— Begin —

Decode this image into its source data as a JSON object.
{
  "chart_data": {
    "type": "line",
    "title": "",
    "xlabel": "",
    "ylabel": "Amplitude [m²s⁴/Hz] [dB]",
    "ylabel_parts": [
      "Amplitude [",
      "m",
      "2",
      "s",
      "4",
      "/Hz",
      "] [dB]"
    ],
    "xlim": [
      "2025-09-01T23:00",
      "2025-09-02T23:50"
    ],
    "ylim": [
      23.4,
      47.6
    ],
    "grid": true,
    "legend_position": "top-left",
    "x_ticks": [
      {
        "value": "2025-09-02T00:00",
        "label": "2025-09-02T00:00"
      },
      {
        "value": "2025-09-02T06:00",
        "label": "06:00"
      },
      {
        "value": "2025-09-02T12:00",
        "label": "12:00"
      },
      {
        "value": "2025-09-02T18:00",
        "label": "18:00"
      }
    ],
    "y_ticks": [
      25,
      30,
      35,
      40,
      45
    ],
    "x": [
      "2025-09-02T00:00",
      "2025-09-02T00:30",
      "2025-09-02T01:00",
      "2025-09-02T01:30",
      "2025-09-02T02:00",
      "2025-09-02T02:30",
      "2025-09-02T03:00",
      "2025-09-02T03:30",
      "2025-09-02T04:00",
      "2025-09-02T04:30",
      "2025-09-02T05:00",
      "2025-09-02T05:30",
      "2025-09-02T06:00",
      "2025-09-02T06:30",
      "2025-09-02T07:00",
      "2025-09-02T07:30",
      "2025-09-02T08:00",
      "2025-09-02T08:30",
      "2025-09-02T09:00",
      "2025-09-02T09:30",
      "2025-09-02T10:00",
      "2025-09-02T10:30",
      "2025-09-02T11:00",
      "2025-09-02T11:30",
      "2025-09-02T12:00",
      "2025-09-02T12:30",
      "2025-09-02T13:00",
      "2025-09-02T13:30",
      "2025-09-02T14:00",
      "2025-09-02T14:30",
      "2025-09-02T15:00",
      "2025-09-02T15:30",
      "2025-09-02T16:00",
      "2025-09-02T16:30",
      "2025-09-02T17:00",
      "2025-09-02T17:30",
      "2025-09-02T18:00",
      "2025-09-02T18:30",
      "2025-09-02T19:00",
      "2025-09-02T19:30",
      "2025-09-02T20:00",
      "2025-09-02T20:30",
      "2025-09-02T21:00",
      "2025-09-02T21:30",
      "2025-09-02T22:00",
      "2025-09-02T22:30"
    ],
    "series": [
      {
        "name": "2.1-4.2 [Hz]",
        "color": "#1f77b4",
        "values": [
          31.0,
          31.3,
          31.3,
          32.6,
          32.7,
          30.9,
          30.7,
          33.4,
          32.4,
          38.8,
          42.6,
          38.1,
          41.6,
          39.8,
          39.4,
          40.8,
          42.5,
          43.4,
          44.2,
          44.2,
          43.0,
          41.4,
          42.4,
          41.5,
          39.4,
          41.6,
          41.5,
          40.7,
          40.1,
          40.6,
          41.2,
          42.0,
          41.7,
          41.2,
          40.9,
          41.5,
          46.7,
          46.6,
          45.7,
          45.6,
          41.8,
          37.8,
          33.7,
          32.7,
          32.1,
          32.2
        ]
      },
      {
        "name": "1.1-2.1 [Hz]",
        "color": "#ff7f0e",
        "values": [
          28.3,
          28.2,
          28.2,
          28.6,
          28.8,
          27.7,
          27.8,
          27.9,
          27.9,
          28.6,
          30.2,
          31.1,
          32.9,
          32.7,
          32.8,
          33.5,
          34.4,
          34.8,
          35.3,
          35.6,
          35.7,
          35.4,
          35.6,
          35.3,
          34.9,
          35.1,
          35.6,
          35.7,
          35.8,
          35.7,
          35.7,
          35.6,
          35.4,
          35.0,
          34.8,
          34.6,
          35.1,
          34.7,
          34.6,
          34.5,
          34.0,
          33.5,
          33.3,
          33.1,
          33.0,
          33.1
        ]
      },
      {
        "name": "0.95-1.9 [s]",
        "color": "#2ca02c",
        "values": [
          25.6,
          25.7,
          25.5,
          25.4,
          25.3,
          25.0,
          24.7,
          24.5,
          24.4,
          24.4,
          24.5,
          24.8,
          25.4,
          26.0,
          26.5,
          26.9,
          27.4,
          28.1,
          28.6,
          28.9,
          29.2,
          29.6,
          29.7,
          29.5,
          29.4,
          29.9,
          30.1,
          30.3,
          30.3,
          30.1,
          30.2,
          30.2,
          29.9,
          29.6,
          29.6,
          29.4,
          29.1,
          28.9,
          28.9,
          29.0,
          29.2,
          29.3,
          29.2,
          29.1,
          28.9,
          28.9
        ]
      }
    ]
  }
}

— End —

### [Problem]
Write out the whole listing again. Match it word for word.

### [The reply]
Decode this image into its source data as a JSON object.
{
  "chart_data": {
    "type": "line",
    "title": "",
    "xlabel": "",
    "ylabel": "Amplitude [m²s⁴/Hz] [dB]",
    "ylabel_parts": [
      "Amplitude [",
      "m",
      "2",
      "s",
      "4",
      "/Hz",
      "] [dB]"
    ],
    "xlim": [
      "2025-09-01T23:00",
      "2025-09-02T23:50"
    ],
    "ylim": [
      23.4,
      47.6
    ],
    "grid": true,
    "legend_position": "top-left",
    "x_ticks": [
      {
        "value": "2025-09-02T00:00",
        "label": "2025-09-02T00:00"
      },
      {
        "value": "2025-09-02T06:00",
        "label": "06:00"
      },
      {
        "value": "2025-09-02T12:00",
        "label": "12:00"
      },
      {
        "value": "2025-09-02T18:00",
        "label": "18:00"
      }
    ],
    "y_ticks": [
      25,
      30,
      35,
      40,
      45
    ],
    "x": [
      "2025-09-02T00:00",
      "2025-09-02T00:30",
      "2025-09-02T01:00",
      "2025-09-02T01:30",
      "2025-09-02T02:00",
      "2025-09-02T02:30",
      "2025-09-02T03:00",
      "2025-09-02T03:30",
      "2025-09-02T04:00",
      "2025-09-02T04:30",
      "2025-09-02T05:00",
      "2025-09-02T05:30",
      "2025-09-02T06:00",
      "2025-09-02T06:30",
      "2025-09-02T07:00",
      "2025-09-02T07:30",
      "2025-09-02T08:00",
      "2025-09-02T08:30",
      "2025-09-02T09:00",
      "2025-09-02T09:30",
      "2025-09-02T10:00",
      "2025-09-02T10:30",
      "2025-09-02T11:00",
      "2025-09-02T11:30",
      "2025-09-02T12:00",
      "2025-09-02T12:30",
      "2025-09-02T13:00",
      "2025-09-02T13:30",
      "2025-09-02T14:00",
      "2025-09-02T14:30",
      "2025-09-02T15:00",
      "2025-09-02T15:30",
      "2025-09-02T16:00",
      "2025-09-02T16:30",
      "2025-09-02T17:00",
      "2025-09-02T17:30",
      "2025-09-02T18:00",
      "2025-09-02T18:30",
      "2025-09-02T19:00",
      "2025-09-02T19:30",
      "2025-09-02T20:00",
      "2025-09-02T20:30",
      "2025-09-02T21:00",
      "2025-09-02T21:30",
      "2025-09-02T22:00",
      "2025-09-02T22:30"
    ],
    "series": [
      {
        "name": "2.1-4.2 [Hz]",
        "color": "#1f77b4",
        "values": [
          31.0,
          31.3,
          31.3,
          32.6,
          32.7,
          30.9,
          30.7,
          33.4,
          32.4,
          38.8,
          42.6,
          38.1,
          41.6,
          39.8,
          39.4,
          40.8,
          42.5,
          43.4,
          44.2,
          44.2,
          43.0,
          41.4,
          42.4,
          41.5,
          39.4,
          41.6,
          41.5,
          40.7,
          40.1,
          40.6,
          41.2,
          42.0,
          41.7,
          41.2,
          40.9,
          41.5,
          46.7,
          46.6,
          45.7,
          45.6,
          41.8,
          37.8,
          33.7,
          32.7,
          32.1,
          32.2
        ]
      },
      {
        "name": "1.1-2.1 [Hz]",
        "color": "#ff7f0e",
        "values": [
          28.3,
          28.2,
          28.2,
          28.6,
          28.8,
          27.7,
          27.8,
          27.9,
          27.9,
          28.6,
          30.2,
          31.1,
          32.9,
          32.7,
          32.8,
          33.5,
          34.4,
          34.8,
          35.3,
          35.6,
          35.7,
          35.4,
          35.6,
          35.3,
          34.9,
          35.1,
          35.6,
          35.7,
          35.8,
          35.7,
          35.7,
          35.6,
          35.4,
          35.0,
          34.8,
          34.6,
          35.1,
          34.7,
          34.6,
          34.5,
          34.0,
          33.5,
          33.3,
          33.1,
          33.0,
          33.1
        ]
      },
      {
        "name": "0.95-1.9 [s]",
        "color": "#2ca02c",
        "values": [
          25.6,
          25.7,
          25.5,
          25.4,
          25.3,
          25.0,
          24.7,
          24.5,
          24.4,
          24.4,
          24.5,
          24.8,
          25.4,
          26.0,
          26.5,
          26.9,
          27.4,
          28.1,
          28.6,
          28.9,
          29.2,
          29.6,
          29.7,
          29.5,
          29.4,
          29.9,
          30.1,
          30.3,
          30.3,
          30.1,
          30.2,
          30.2,
          29.9,
          29.6,
          29.6,
          29.4,
          29.1,
          28.9,
          28.9,
          29.0,
          29.2,
          29.3,
          29.2,
          29.1,
          28.9,
          28.9
        ]
      }
    ]
  }
}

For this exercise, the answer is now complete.